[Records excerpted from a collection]
***

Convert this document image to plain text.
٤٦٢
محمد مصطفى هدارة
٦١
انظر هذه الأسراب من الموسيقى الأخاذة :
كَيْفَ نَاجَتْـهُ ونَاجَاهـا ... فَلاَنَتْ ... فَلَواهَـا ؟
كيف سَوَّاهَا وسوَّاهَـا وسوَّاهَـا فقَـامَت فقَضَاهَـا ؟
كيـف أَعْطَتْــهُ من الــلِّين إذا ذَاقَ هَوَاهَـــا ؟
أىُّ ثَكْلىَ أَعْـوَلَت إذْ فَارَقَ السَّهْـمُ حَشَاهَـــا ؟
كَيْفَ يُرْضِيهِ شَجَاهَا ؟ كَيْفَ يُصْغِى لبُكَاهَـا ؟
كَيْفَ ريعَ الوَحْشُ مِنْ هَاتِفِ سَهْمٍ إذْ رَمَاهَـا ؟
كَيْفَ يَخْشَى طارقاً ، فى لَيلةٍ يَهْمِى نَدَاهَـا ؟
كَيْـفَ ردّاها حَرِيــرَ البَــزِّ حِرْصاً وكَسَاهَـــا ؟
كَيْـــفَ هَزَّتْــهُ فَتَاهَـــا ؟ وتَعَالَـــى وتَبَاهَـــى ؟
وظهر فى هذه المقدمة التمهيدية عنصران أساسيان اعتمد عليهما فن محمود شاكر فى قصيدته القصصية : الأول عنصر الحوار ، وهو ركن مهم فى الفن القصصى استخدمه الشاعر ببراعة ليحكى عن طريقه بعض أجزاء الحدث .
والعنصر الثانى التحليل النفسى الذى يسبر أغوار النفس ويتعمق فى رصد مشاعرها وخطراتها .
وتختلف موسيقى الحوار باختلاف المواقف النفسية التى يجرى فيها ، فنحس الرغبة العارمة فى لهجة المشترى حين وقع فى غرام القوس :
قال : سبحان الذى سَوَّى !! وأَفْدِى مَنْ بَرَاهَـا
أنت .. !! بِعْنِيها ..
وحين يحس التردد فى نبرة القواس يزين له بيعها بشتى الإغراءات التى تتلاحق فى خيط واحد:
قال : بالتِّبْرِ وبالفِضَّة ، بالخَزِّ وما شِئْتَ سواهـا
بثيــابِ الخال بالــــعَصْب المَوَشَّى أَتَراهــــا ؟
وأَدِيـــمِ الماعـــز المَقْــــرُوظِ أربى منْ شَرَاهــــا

***

## WHAT YOU NEED TO DO
Select all lines in the listing above where the word "الذى" appears, and show them.

## ANSWER TO THE PROBLEM
والعنصر الثانى التحليل النفسى الذى يسبر أغوار النفس ويتعمق فى رصد مشاعرها وخطراتها .
قال : سبحان الذى سَوَّى !! وأَفْدِى مَنْ بَرَاهَـا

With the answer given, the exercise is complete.